Dataset entries:

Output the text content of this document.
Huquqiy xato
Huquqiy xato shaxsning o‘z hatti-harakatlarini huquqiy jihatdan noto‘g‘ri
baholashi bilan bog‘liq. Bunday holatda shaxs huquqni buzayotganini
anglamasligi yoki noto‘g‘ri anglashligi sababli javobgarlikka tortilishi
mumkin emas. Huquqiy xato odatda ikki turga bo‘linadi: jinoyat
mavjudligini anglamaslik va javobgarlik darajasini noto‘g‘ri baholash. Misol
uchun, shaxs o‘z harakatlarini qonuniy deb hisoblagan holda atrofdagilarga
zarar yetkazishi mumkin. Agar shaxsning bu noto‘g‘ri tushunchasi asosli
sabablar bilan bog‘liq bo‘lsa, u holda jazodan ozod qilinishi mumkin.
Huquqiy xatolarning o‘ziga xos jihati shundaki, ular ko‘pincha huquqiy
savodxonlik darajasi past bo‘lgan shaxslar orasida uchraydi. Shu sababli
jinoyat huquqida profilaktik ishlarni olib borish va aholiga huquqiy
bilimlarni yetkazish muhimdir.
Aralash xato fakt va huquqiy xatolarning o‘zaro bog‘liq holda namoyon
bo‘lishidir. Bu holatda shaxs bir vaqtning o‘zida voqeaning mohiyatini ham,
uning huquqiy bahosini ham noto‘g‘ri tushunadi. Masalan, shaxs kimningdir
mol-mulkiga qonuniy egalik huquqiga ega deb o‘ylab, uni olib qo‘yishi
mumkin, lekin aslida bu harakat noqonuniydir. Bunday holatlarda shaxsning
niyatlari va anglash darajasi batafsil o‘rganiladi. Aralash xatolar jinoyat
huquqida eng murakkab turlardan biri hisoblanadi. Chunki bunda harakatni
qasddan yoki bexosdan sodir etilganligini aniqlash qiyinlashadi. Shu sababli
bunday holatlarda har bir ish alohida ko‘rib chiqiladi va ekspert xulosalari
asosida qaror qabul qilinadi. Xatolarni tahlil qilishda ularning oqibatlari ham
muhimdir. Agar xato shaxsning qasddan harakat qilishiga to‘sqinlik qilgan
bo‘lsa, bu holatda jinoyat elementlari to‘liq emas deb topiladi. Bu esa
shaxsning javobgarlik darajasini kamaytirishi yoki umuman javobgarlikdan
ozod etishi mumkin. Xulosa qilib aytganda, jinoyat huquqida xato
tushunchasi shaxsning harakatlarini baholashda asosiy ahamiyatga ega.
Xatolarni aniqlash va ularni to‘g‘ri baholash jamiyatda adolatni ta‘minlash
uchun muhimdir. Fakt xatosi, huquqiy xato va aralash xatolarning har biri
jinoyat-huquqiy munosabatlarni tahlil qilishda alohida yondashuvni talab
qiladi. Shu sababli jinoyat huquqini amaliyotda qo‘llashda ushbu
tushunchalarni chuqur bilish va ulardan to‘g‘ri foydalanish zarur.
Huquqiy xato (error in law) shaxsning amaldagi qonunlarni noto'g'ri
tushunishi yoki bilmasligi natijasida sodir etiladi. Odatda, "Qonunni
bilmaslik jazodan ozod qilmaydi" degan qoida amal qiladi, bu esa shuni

Your goal: Print out every record again, exactly and in full.

Full output:
Output the text content of this document.
Huquqiy xato
Huquqiy xato shaxsning o‘z hatti-harakatlarini huquqiy jihatdan noto‘g‘ri
baholashi bilan bog‘liq. Bunday holatda shaxs huquqni buzayotganini
anglamasligi yoki noto‘g‘ri anglashligi sababli javobgarlikka tortilishi
mumkin emas. Huquqiy xato odatda ikki turga bo‘linadi: jinoyat
mavjudligini anglamaslik va javobgarlik darajasini noto‘g‘ri baholash. Misol
uchun, shaxs o‘z harakatlarini qonuniy deb hisoblagan holda atrofdagilarga
zarar yetkazishi mumkin. Agar shaxsning bu noto‘g‘ri tushunchasi asosli
sabablar bilan bog‘liq bo‘lsa, u holda jazodan ozod qilinishi mumkin.
Huquqiy xatolarning o‘ziga xos jihati shundaki, ular ko‘pincha huquqiy
savodxonlik darajasi past bo‘lgan shaxslar orasida uchraydi. Shu sababli
jinoyat huquqida profilaktik ishlarni olib borish va aholiga huquqiy
bilimlarni yetkazish muhimdir.
Aralash xato fakt va huquqiy xatolarning o‘zaro bog‘liq holda namoyon
bo‘lishidir. Bu holatda shaxs bir vaqtning o‘zida voqeaning mohiyatini ham,
uning huquqiy bahosini ham noto‘g‘ri tushunadi. Masalan, shaxs kimningdir
mol-mulkiga qonuniy egalik huquqiga ega deb o‘ylab, uni olib qo‘yishi
mumkin, lekin aslida bu harakat noqonuniydir. Bunday holatlarda shaxsning
niyatlari va anglash darajasi batafsil o‘rganiladi. Aralash xatolar jinoyat
huquqida eng murakkab turlardan biri hisoblanadi. Chunki bunda harakatni
qasddan yoki bexosdan sodir etilganligini aniqlash qiyinlashadi. Shu sababli
bunday holatlarda har bir ish alohida ko‘rib chiqiladi va ekspert xulosalari
asosida qaror qabul qilinadi. Xatolarni tahlil qilishda ularning oqibatlari ham
muhimdir. Agar xato shaxsning qasddan harakat qilishiga to‘sqinlik qilgan
bo‘lsa, bu holatda jinoyat elementlari to‘liq emas deb topiladi. Bu esa
shaxsning javobgarlik darajasini kamaytirishi yoki umuman javobgarlikdan
ozod etishi mumkin. Xulosa qilib aytganda, jinoyat huquqida xato
tushunchasi shaxsning harakatlarini baholashda asosiy ahamiyatga ega.
Xatolarni aniqlash va ularni to‘g‘ri baholash jamiyatda adolatni ta‘minlash
uchun muhimdir. Fakt xatosi, huquqiy xato va aralash xatolarning har biri
jinoyat-huquqiy munosabatlarni tahlil qilishda alohida yondashuvni talab
qiladi. Shu sababli jinoyat huquqini amaliyotda qo‘llashda ushbu
tushunchalarni chuqur bilish va ulardan to‘g‘ri foydalanish zarur.
Huquqiy xato (error in law) shaxsning amaldagi qonunlarni noto'g'ri
tushunishi yoki bilmasligi natijasida sodir etiladi. Odatda, "Qonunni
bilmaslik jazodan ozod qilmaydi" degan qoida amal qiladi, bu esa shuni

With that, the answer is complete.